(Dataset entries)
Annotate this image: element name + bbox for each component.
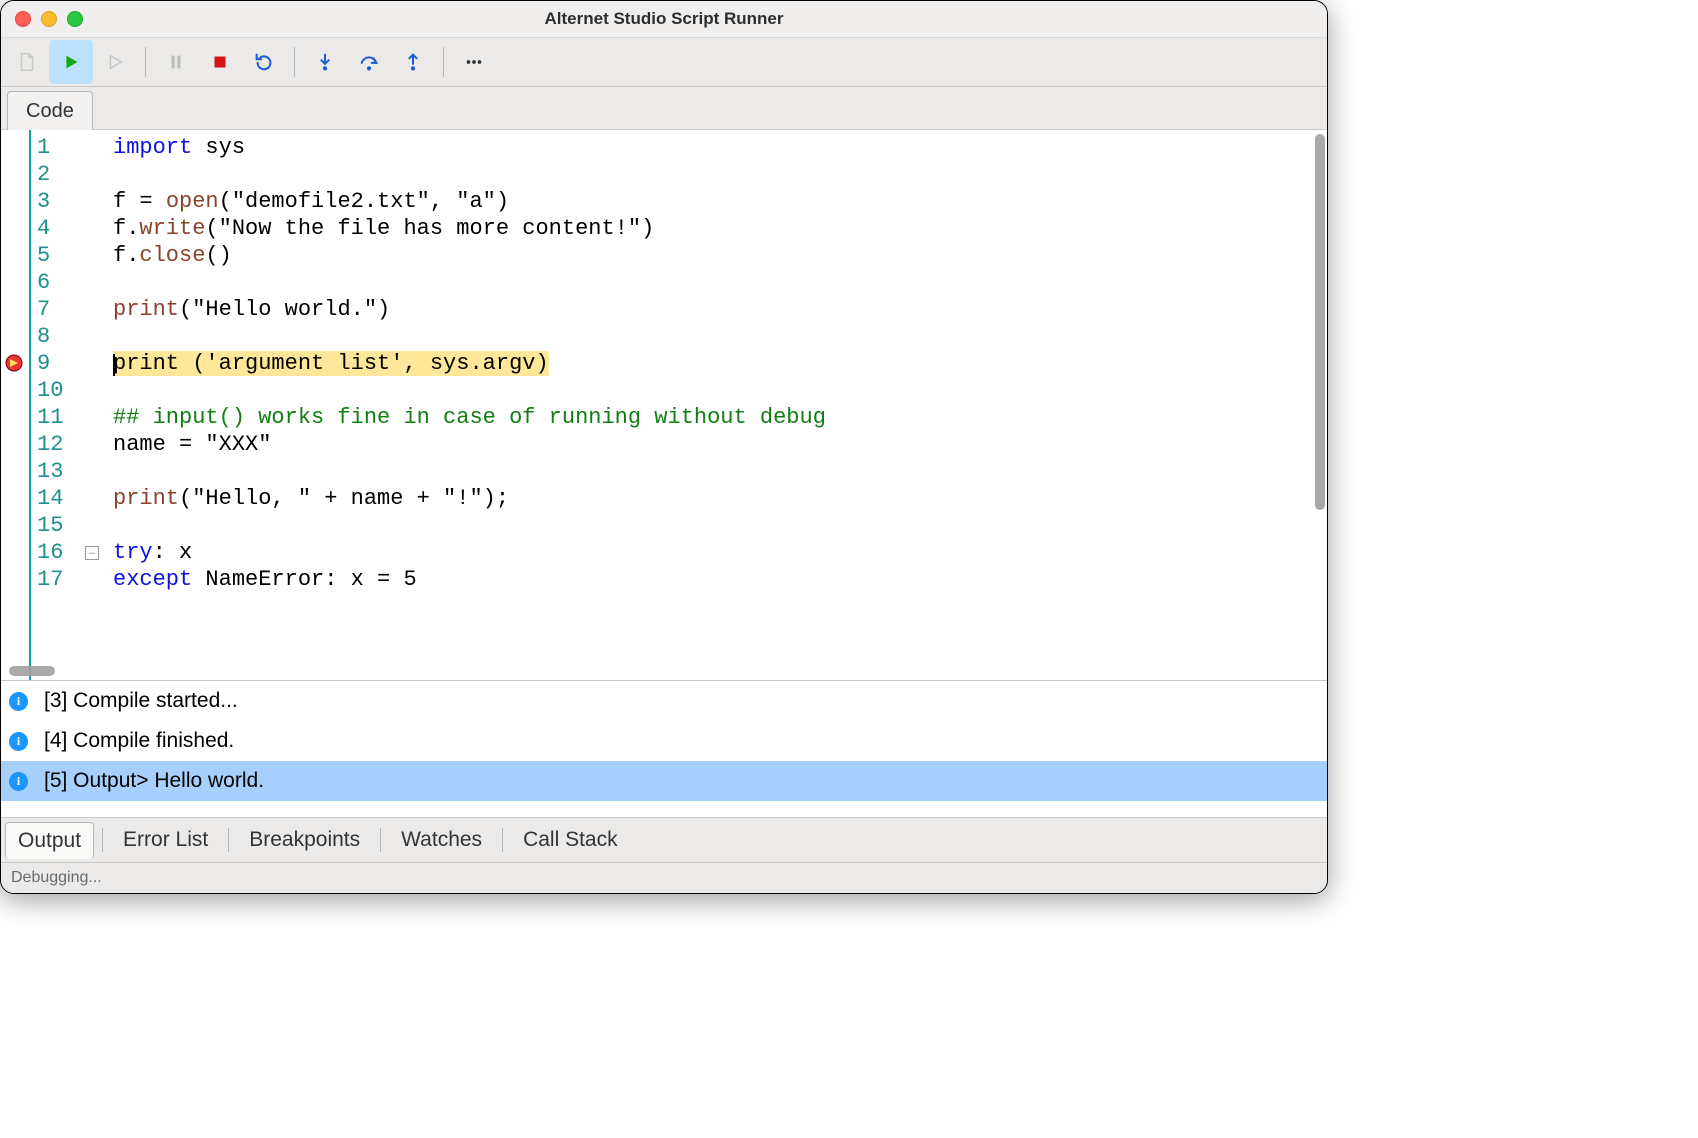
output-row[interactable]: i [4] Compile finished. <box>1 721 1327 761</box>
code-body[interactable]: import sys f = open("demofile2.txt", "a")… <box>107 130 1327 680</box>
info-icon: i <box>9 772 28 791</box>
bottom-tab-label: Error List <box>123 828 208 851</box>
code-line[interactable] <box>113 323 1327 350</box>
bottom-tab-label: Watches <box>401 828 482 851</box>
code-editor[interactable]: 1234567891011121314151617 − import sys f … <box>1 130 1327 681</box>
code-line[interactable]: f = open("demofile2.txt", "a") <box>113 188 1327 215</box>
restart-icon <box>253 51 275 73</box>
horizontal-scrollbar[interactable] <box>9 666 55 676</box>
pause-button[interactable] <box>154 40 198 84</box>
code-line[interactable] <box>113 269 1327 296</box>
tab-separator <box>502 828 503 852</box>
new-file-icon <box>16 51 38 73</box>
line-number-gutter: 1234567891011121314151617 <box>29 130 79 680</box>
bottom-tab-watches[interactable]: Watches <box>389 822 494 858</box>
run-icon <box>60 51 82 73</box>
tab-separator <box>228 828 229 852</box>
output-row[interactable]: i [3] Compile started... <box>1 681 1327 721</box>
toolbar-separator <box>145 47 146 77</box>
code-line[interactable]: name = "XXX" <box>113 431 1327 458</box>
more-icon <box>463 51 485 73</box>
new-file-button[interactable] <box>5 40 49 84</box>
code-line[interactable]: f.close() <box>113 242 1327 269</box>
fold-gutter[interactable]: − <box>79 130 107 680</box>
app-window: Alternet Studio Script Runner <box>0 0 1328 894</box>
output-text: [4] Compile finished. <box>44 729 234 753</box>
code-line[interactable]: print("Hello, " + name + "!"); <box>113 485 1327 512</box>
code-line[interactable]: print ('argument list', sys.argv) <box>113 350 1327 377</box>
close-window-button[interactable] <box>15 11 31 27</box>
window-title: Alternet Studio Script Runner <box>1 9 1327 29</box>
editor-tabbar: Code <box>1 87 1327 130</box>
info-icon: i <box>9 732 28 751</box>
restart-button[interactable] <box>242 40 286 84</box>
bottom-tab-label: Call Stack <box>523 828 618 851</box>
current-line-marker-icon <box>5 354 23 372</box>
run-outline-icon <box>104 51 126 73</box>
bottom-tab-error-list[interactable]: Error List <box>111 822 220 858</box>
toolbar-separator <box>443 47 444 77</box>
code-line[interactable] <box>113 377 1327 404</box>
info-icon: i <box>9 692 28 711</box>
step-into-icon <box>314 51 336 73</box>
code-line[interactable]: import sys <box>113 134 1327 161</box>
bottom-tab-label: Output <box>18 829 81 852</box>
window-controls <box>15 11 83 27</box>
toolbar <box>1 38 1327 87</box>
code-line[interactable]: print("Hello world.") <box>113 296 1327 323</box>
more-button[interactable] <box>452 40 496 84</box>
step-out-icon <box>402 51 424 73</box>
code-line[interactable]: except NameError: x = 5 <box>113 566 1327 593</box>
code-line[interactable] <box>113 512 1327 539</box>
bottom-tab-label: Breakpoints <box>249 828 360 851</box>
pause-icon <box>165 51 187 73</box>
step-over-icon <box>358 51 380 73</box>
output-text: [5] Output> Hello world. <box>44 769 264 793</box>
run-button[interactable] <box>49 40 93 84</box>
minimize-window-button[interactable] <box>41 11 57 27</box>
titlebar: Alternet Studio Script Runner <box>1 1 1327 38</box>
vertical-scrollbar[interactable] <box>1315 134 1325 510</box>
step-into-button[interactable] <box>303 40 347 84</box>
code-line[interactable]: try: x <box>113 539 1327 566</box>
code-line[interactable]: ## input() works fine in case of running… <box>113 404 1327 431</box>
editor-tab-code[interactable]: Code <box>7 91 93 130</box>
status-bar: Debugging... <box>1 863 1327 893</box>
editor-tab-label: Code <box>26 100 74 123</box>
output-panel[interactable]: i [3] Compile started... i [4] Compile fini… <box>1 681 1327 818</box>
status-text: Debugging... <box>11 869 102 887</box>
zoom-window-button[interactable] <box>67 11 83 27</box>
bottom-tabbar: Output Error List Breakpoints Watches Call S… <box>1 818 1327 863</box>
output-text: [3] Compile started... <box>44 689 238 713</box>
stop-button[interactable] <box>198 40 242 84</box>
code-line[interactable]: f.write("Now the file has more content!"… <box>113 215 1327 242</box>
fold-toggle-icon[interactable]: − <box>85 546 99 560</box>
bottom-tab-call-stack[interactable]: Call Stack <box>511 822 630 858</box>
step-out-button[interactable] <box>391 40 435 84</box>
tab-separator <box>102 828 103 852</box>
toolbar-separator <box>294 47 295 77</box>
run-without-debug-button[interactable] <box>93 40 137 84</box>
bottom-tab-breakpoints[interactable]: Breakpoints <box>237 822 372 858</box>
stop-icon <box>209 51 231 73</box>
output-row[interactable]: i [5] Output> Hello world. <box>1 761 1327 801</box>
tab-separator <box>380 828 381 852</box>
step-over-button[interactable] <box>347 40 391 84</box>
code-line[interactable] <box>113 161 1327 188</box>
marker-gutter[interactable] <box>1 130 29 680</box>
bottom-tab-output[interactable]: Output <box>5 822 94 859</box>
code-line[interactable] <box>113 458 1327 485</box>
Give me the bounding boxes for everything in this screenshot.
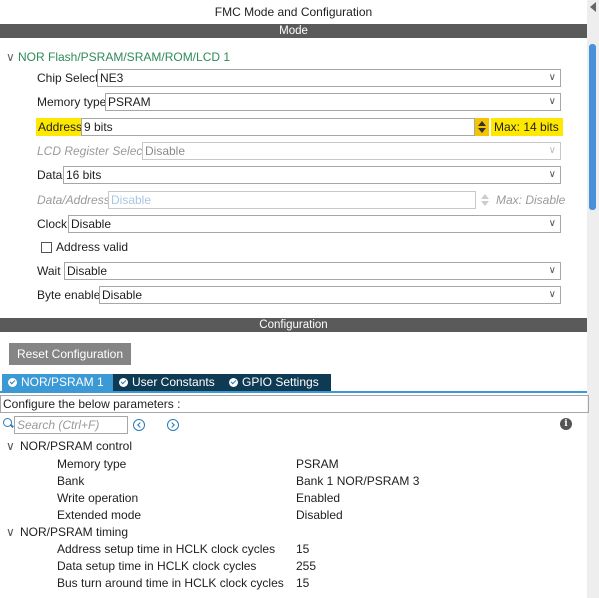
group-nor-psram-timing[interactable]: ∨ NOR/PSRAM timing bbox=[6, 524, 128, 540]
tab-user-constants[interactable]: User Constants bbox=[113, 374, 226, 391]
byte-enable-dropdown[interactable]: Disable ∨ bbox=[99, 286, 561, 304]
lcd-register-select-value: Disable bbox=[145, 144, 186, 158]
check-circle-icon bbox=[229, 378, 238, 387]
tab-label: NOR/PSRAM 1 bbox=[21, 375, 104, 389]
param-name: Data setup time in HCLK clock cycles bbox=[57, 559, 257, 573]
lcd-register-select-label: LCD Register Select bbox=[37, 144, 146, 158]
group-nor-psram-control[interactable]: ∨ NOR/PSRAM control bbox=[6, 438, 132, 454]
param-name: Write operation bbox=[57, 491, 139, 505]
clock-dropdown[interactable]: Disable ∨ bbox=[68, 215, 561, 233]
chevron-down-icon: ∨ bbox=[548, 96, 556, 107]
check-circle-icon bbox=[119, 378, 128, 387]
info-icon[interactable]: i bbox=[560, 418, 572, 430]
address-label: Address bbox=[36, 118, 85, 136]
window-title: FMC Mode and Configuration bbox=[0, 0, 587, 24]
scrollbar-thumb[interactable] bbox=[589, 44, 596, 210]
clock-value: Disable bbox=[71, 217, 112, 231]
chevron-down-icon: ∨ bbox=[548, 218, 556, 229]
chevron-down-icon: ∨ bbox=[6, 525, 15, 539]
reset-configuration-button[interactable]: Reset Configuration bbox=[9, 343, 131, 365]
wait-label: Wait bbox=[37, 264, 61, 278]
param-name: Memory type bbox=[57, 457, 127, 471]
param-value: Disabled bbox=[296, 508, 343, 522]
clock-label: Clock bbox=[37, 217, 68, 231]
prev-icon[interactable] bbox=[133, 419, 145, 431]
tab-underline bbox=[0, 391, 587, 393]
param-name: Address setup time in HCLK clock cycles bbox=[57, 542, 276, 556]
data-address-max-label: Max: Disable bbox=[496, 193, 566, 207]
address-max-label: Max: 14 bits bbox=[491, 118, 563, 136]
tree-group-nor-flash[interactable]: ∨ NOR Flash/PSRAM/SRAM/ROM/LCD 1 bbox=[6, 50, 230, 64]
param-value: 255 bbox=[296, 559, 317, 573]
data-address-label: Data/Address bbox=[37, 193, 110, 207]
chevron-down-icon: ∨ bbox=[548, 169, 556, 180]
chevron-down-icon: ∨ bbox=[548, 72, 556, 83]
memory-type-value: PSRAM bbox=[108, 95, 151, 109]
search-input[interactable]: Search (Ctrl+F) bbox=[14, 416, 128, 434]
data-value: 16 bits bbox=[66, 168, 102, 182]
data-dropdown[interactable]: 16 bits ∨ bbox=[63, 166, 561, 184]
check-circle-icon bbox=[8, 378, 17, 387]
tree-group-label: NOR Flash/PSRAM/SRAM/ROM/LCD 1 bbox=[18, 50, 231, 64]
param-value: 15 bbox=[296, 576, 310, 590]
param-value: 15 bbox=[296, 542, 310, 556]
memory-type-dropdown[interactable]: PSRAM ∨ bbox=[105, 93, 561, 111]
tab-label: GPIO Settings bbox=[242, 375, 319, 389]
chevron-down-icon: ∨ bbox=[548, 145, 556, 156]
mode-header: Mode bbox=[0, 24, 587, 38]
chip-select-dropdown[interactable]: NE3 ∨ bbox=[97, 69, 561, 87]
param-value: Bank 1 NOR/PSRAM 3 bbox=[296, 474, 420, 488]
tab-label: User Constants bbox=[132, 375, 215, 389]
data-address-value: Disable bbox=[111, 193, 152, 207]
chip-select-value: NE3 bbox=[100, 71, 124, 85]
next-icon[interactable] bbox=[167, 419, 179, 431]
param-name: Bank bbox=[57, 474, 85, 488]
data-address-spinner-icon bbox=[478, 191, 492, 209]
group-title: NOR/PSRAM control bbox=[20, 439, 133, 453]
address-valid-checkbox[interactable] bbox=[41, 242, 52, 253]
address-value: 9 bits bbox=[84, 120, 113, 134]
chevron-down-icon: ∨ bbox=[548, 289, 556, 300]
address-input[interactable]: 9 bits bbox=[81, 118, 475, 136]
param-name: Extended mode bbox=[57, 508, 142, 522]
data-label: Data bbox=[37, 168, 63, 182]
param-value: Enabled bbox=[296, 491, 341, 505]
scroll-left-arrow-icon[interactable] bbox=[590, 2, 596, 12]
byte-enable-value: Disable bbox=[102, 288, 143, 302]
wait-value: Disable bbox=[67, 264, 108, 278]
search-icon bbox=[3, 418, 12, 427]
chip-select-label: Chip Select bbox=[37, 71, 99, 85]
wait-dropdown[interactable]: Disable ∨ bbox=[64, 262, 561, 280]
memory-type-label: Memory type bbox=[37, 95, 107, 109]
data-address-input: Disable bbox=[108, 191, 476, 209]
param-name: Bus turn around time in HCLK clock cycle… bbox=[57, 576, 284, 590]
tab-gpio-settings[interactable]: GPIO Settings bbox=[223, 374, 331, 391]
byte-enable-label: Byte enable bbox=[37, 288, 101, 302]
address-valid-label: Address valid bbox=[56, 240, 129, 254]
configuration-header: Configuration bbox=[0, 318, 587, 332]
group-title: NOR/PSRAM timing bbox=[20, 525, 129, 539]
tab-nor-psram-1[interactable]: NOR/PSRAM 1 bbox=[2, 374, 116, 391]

▸ Task instructions
Retype the stretch of lines from the one containing "output-row[interactable]: i [4]" through the one containing "pause-button[interactable] <box>154 40", both included, with every character unchanged.

▸ Exercise response
output-row[interactable]: i [4] Compile finished. <box>1 721 1327 761</box>
code-body[interactable]: import sys f = open("demofile2.txt", "a")… <box>107 130 1327 680</box>
info-icon: i <box>9 772 28 791</box>
bottom-tab-label: Error List <box>123 828 208 851</box>
code-line[interactable] <box>113 323 1327 350</box>
bottom-tab-label: Watches <box>401 828 482 851</box>
code-editor[interactable]: 1234567891011121314151617 − import sys f … <box>1 130 1327 681</box>
code-line[interactable]: f = open("demofile2.txt", "a") <box>113 188 1327 215</box>
restart-icon <box>253 51 275 73</box>
horizontal-scrollbar[interactable] <box>9 666 55 676</box>
pause-button[interactable] <box>154 40 198 84</box>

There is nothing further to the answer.